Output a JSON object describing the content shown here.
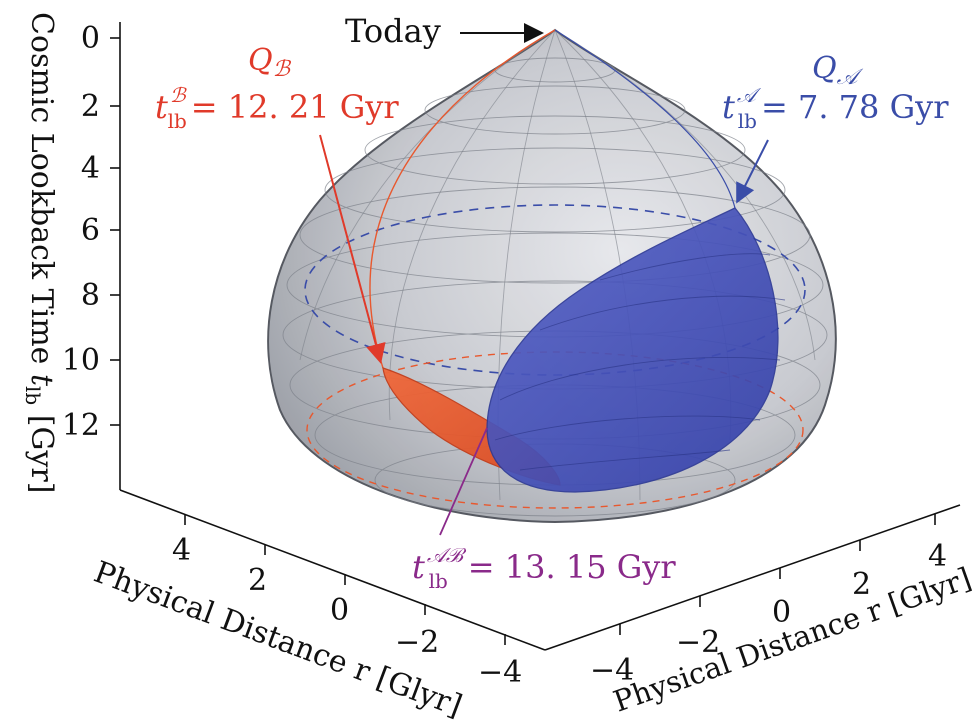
{
  "figure": {
    "today_label": "Today",
    "vertical_axis": {
      "title_main": "Cosmic Lookback Time ",
      "title_var": "t",
      "title_sub": "lb",
      "title_unit": " [Gyr]",
      "ticks": [
        "0",
        "2",
        "4",
        "6",
        "8",
        "10",
        "12"
      ]
    },
    "left_axis": {
      "title": "Physical Distance r [Glyr]",
      "ticks": [
        "4",
        "2",
        "0",
        "−2",
        "−4"
      ]
    },
    "right_axis": {
      "title": "Physical Distance r [Glyr]",
      "ticks": [
        "−4",
        "−2",
        "0",
        "2",
        "4"
      ]
    },
    "observer_b": {
      "name": "Q",
      "name_sub": "ℬ",
      "time_var": "t",
      "time_sub": "lb",
      "time_sup": "ℬ",
      "time_value": "= 12. 21 Gyr",
      "color": "#e03a2a"
    },
    "observer_a": {
      "name": "Q",
      "name_sub": "𝒜",
      "time_var": "t",
      "time_sub": "lb",
      "time_sup": "𝒜",
      "time_value": "= 7. 78 Gyr",
      "color": "#3a4da8"
    },
    "intersection": {
      "time_var": "t",
      "time_sub": "lb",
      "time_sup": "𝒜ℬ",
      "time_value": "= 13. 15 Gyr",
      "color": "#8a2a8a"
    },
    "colors": {
      "cone_fill": "#b9bcc4",
      "cone_edge": "#555a63",
      "light_cone_a": "#3f4cb5",
      "light_cone_b": "#e8582e"
    }
  }
}
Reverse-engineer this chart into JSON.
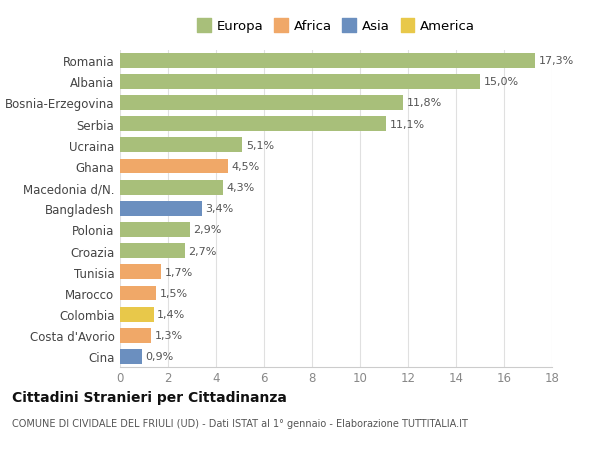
{
  "countries": [
    "Cina",
    "Costa d'Avorio",
    "Colombia",
    "Marocco",
    "Tunisia",
    "Croazia",
    "Polonia",
    "Bangladesh",
    "Macedonia d/N.",
    "Ghana",
    "Ucraina",
    "Serbia",
    "Bosnia-Erzegovina",
    "Albania",
    "Romania"
  ],
  "values": [
    0.9,
    1.3,
    1.4,
    1.5,
    1.7,
    2.7,
    2.9,
    3.4,
    4.3,
    4.5,
    5.1,
    11.1,
    11.8,
    15.0,
    17.3
  ],
  "labels": [
    "0,9%",
    "1,3%",
    "1,4%",
    "1,5%",
    "1,7%",
    "2,7%",
    "2,9%",
    "3,4%",
    "4,3%",
    "4,5%",
    "5,1%",
    "11,1%",
    "11,8%",
    "15,0%",
    "17,3%"
  ],
  "colors": [
    "#6b8fbf",
    "#f0a868",
    "#e8c84a",
    "#f0a868",
    "#f0a868",
    "#a8bf7a",
    "#a8bf7a",
    "#6b8fbf",
    "#a8bf7a",
    "#f0a868",
    "#a8bf7a",
    "#a8bf7a",
    "#a8bf7a",
    "#a8bf7a",
    "#a8bf7a"
  ],
  "legend_labels": [
    "Europa",
    "Africa",
    "Asia",
    "America"
  ],
  "legend_colors": [
    "#a8bf7a",
    "#f0a868",
    "#6b8fbf",
    "#e8c84a"
  ],
  "title": "Cittadini Stranieri per Cittadinanza",
  "subtitle": "COMUNE DI CIVIDALE DEL FRIULI (UD) - Dati ISTAT al 1° gennaio - Elaborazione TUTTITALIA.IT",
  "xlim": [
    0,
    18
  ],
  "xticks": [
    0,
    2,
    4,
    6,
    8,
    10,
    12,
    14,
    16,
    18
  ],
  "background_color": "#ffffff",
  "bar_background": "#ffffff",
  "grid_color": "#e0e0e0",
  "label_fontsize": 8.0,
  "bar_height": 0.7
}
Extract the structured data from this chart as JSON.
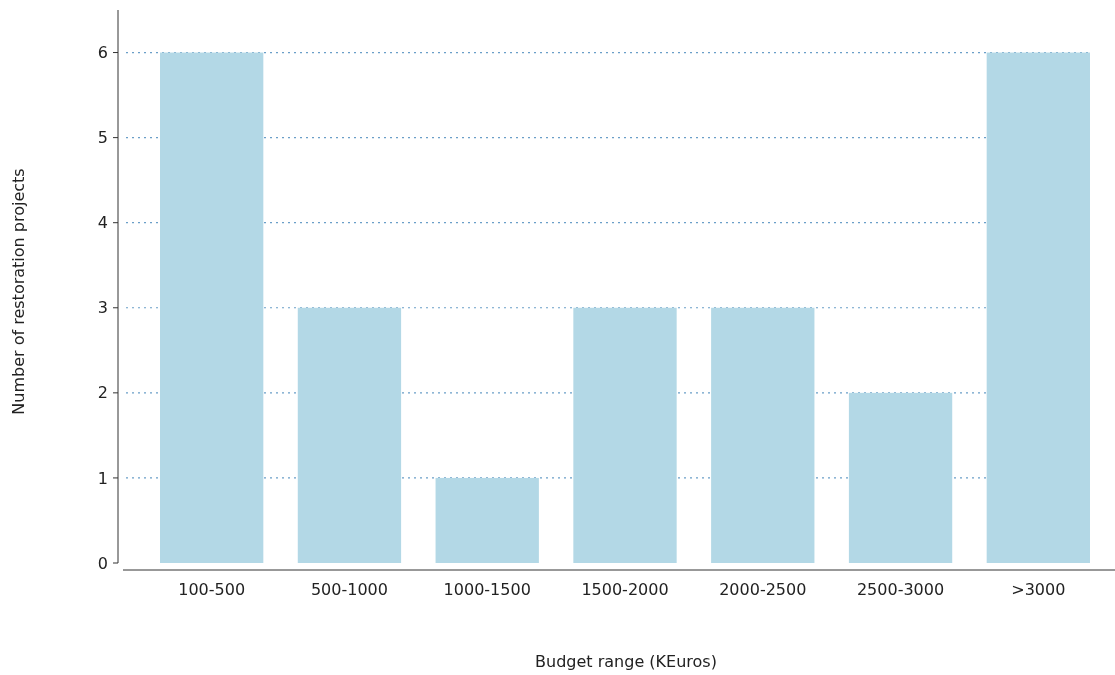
{
  "chart_data": {
    "type": "bar",
    "xlabel": "Budget range (KEuros)",
    "ylabel": "Number of restoration projects",
    "categories": [
      "100-500",
      "500-1000",
      "1000-1500",
      "1500-2000",
      "2000-2500",
      "2500-3000",
      ">3000"
    ],
    "values": [
      6,
      3,
      1,
      3,
      3,
      2,
      6
    ],
    "color": "#b3d8e6",
    "ylim": [
      0,
      6.5
    ],
    "yticks": [
      0,
      1,
      2,
      3,
      4,
      5,
      6
    ],
    "grid": "y"
  }
}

#### Written instruction:
Omit pictures; set down the rest of the material word for word.

#### Solution to this exercise:
Output a JSON object describing the content shown here.
{
  "figure": {
    "today_label": "Today",
    "vertical_axis": {
      "title_main": "Cosmic Lookback Time ",
      "title_var": "t",
      "title_sub": "lb",
      "title_unit": " [Gyr]",
      "ticks": [
        "0",
        "2",
        "4",
        "6",
        "8",
        "10",
        "12"
      ]
    },
    "left_axis": {
      "title": "Physical Distance r [Glyr]",
      "ticks": [
        "4",
        "2",
        "0",
        "−2",
        "−4"
      ]
    },
    "right_axis": {
      "title": "Physical Distance r [Glyr]",
      "ticks": [
        "−4",
        "−2",
        "0",
        "2",
        "4"
      ]
    },
    "observer_b": {
      "name": "Q",
      "name_sub": "ℬ",
      "time_var": "t",
      "time_sub": "lb",
      "time_sup": "ℬ",
      "time_value": "= 12. 21 Gyr",
      "color": "#e03a2a"
    },
    "observer_a": {
      "name": "Q",
      "name_sub": "𝒜",
      "time_var": "t",
      "time_sub": "lb",
      "time_sup": "𝒜",
      "time_value": "= 7. 78 Gyr",
      "color": "#3a4da8"
    },
    "intersection": {
      "time_var": "t",
      "time_sub": "lb",
      "time_sup": "𝒜ℬ",
      "time_value": "= 13. 15 Gyr",
      "color": "#8a2a8a"
    },
    "colors": {
      "cone_fill": "#b9bcc4",
      "cone_edge": "#555a63",
      "light_cone_a": "#3f4cb5",
      "light_cone_b": "#e8582e"
    }
  }
}
Reverse-engineer this chart into JSON.
{
  "countries": [
    "Cina",
    "Costa d'Avorio",
    "Colombia",
    "Marocco",
    "Tunisia",
    "Croazia",
    "Polonia",
    "Bangladesh",
    "Macedonia d/N.",
    "Ghana",
    "Ucraina",
    "Serbia",
    "Bosnia-Erzegovina",
    "Albania",
    "Romania"
  ],
  "values": [
    0.9,
    1.3,
    1.4,
    1.5,
    1.7,
    2.7,
    2.9,
    3.4,
    4.3,
    4.5,
    5.1,
    11.1,
    11.8,
    15.0,
    17.3
  ],
  "labels": [
    "0,9%",
    "1,3%",
    "1,4%",
    "1,5%",
    "1,7%",
    "2,7%",
    "2,9%",
    "3,4%",
    "4,3%",
    "4,5%",
    "5,1%",
    "11,1%",
    "11,8%",
    "15,0%",
    "17,3%"
  ],
  "colors": [
    "#6b8fbf",
    "#f0a868",
    "#e8c84a",
    "#f0a868",
    "#f0a868",
    "#a8bf7a",
    "#a8bf7a",
    "#6b8fbf",
    "#a8bf7a",
    "#f0a868",
    "#a8bf7a",
    "#a8bf7a",
    "#a8bf7a",
    "#a8bf7a",
    "#a8bf7a"
  ],
  "legend_labels": [
    "Europa",
    "Africa",
    "Asia",
    "America"
  ],
  "legend_colors": [
    "#a8bf7a",
    "#f0a868",
    "#6b8fbf",
    "#e8c84a"
  ],
  "title": "Cittadini Stranieri per Cittadinanza",
  "subtitle": "COMUNE DI CIVIDALE DEL FRIULI (UD) - Dati ISTAT al 1° gennaio - Elaborazione TUTTITALIA.IT",
  "xlim": [
    0,
    18
  ],
  "xticks": [
    0,
    2,
    4,
    6,
    8,
    10,
    12,
    14,
    16,
    18
  ],
  "background_color": "#ffffff",
  "bar_background": "#ffffff",
  "grid_color": "#e0e0e0",
  "label_fontsize": 8.0,
  "bar_height": 0.7
}
Extract the structured data from this chart as JSON.
{
  "chart_data": {
    "type": "bar",
    "xlabel": "Budget range (KEuros)",
    "ylabel": "Number of restoration projects",
    "categories": [
      "100-500",
      "500-1000",
      "1000-1500",
      "1500-2000",
      "2000-2500",
      "2500-3000",
      ">3000"
    ],
    "values": [
      6,
      3,
      1,
      3,
      3,
      2,
      6
    ],
    "color": "#b3d8e6",
    "ylim": [
      0,
      6.5
    ],
    "yticks": [
      0,
      1,
      2,
      3,
      4,
      5,
      6
    ],
    "grid": "y"
  }
}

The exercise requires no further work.